REQUIRED WORK: Keep only the lines where "στην" appears.

** Start of DATASET ENTRIES **

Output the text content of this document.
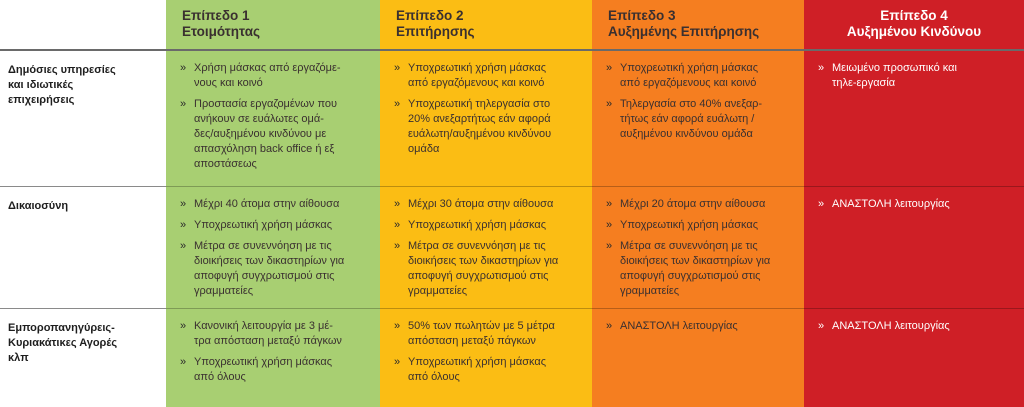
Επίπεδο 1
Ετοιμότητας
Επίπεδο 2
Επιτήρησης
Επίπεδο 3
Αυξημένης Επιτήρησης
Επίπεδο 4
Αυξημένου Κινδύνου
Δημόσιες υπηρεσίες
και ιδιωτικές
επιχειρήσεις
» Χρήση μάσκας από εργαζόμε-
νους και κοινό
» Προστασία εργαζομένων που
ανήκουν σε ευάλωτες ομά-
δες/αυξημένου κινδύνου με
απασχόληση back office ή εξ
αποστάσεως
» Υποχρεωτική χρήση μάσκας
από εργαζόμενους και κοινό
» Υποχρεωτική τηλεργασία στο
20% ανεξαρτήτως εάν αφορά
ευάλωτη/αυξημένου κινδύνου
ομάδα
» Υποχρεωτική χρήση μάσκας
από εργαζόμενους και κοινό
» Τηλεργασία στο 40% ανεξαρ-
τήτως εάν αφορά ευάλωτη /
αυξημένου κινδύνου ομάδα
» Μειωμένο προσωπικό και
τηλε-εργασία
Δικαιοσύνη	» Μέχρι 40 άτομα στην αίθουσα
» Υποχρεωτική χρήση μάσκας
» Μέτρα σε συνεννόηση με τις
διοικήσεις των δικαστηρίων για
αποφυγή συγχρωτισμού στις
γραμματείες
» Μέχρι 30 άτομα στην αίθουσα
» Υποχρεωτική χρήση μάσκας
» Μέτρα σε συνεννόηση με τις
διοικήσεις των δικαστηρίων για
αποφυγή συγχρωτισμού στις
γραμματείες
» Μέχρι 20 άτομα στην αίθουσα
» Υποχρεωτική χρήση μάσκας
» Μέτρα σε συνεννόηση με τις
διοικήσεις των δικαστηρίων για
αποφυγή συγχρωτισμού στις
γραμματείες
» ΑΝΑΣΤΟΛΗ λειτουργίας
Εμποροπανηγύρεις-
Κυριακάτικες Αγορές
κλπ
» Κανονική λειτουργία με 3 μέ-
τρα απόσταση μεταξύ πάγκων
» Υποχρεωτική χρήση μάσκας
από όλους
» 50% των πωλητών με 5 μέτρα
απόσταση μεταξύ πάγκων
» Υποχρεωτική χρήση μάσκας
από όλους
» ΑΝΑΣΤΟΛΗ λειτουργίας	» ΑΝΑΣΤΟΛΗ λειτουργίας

** End of DATASET ENTRIES **
** Start of DATASET ENTRIES **

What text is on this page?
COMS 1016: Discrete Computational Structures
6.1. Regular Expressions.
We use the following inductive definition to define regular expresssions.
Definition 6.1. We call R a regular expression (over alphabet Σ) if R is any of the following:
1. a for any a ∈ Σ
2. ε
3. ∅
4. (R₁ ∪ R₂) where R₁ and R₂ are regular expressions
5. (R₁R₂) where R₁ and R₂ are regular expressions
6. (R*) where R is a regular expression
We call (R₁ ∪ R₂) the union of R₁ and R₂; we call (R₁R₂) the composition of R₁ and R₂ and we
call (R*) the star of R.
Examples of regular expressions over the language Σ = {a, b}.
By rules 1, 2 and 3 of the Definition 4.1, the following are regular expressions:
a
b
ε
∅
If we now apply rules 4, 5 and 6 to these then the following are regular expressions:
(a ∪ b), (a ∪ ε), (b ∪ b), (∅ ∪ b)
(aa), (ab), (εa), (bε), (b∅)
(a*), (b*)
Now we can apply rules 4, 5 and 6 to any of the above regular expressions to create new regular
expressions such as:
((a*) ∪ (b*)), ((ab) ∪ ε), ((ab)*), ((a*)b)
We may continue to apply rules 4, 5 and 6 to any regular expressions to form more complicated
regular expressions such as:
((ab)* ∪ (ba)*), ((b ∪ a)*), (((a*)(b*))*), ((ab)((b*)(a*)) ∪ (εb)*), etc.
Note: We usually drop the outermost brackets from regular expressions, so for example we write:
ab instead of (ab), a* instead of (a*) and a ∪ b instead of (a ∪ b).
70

** End of DATASET ENTRIES **

PROBLEM SOLUTION:
Δικαιοσύνη	» Μέχρι 40 άτομα στην αίθουσα
» Μέχρι 30 άτομα στην αίθουσα
» Μέχρι 20 άτομα στην αίθουσα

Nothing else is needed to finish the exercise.